● **What is required**
Repeat the material below exactly, with no pictures.
[Begin]
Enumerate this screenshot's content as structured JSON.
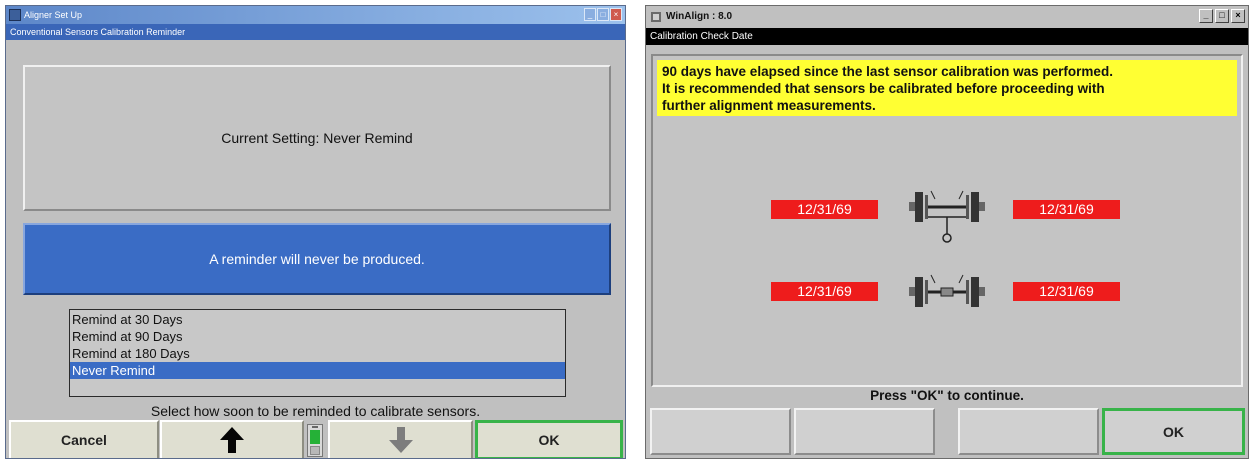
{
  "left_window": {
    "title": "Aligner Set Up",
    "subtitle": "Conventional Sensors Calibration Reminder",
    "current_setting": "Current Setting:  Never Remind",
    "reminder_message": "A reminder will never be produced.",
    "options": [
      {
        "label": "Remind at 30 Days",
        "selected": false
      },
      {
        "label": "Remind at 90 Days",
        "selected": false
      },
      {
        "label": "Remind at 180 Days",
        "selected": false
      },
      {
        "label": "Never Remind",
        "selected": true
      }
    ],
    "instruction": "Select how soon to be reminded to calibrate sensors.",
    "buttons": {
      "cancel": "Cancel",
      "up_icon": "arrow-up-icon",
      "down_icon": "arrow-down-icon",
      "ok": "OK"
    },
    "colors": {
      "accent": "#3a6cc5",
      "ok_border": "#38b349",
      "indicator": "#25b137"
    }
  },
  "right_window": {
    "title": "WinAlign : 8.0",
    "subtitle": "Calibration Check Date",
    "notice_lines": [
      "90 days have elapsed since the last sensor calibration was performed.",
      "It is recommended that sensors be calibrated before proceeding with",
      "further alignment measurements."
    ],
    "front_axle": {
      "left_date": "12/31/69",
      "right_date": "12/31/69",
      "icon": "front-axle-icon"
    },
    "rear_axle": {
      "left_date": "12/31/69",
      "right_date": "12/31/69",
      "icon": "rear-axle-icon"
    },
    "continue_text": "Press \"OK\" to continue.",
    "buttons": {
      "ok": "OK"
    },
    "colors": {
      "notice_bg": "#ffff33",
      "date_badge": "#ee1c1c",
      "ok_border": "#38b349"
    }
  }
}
[End]
● **Answer to this task**
Enumerate this screenshot's content as structured JSON.
{
  "left_window": {
    "title": "Aligner Set Up",
    "subtitle": "Conventional Sensors Calibration Reminder",
    "current_setting": "Current Setting:  Never Remind",
    "reminder_message": "A reminder will never be produced.",
    "options": [
      {
        "label": "Remind at 30 Days",
        "selected": false
      },
      {
        "label": "Remind at 90 Days",
        "selected": false
      },
      {
        "label": "Remind at 180 Days",
        "selected": false
      },
      {
        "label": "Never Remind",
        "selected": true
      }
    ],
    "instruction": "Select how soon to be reminded to calibrate sensors.",
    "buttons": {
      "cancel": "Cancel",
      "up_icon": "arrow-up-icon",
      "down_icon": "arrow-down-icon",
      "ok": "OK"
    },
    "colors": {
      "accent": "#3a6cc5",
      "ok_border": "#38b349",
      "indicator": "#25b137"
    }
  },
  "right_window": {
    "title": "WinAlign : 8.0",
    "subtitle": "Calibration Check Date",
    "notice_lines": [
      "90 days have elapsed since the last sensor calibration was performed.",
      "It is recommended that sensors be calibrated before proceeding with",
      "further alignment measurements."
    ],
    "front_axle": {
      "left_date": "12/31/69",
      "right_date": "12/31/69",
      "icon": "front-axle-icon"
    },
    "rear_axle": {
      "left_date": "12/31/69",
      "right_date": "12/31/69",
      "icon": "rear-axle-icon"
    },
    "continue_text": "Press \"OK\" to continue.",
    "buttons": {
      "ok": "OK"
    },
    "colors": {
      "notice_bg": "#ffff33",
      "date_badge": "#ee1c1c",
      "ok_border": "#38b349"
    }
  }
}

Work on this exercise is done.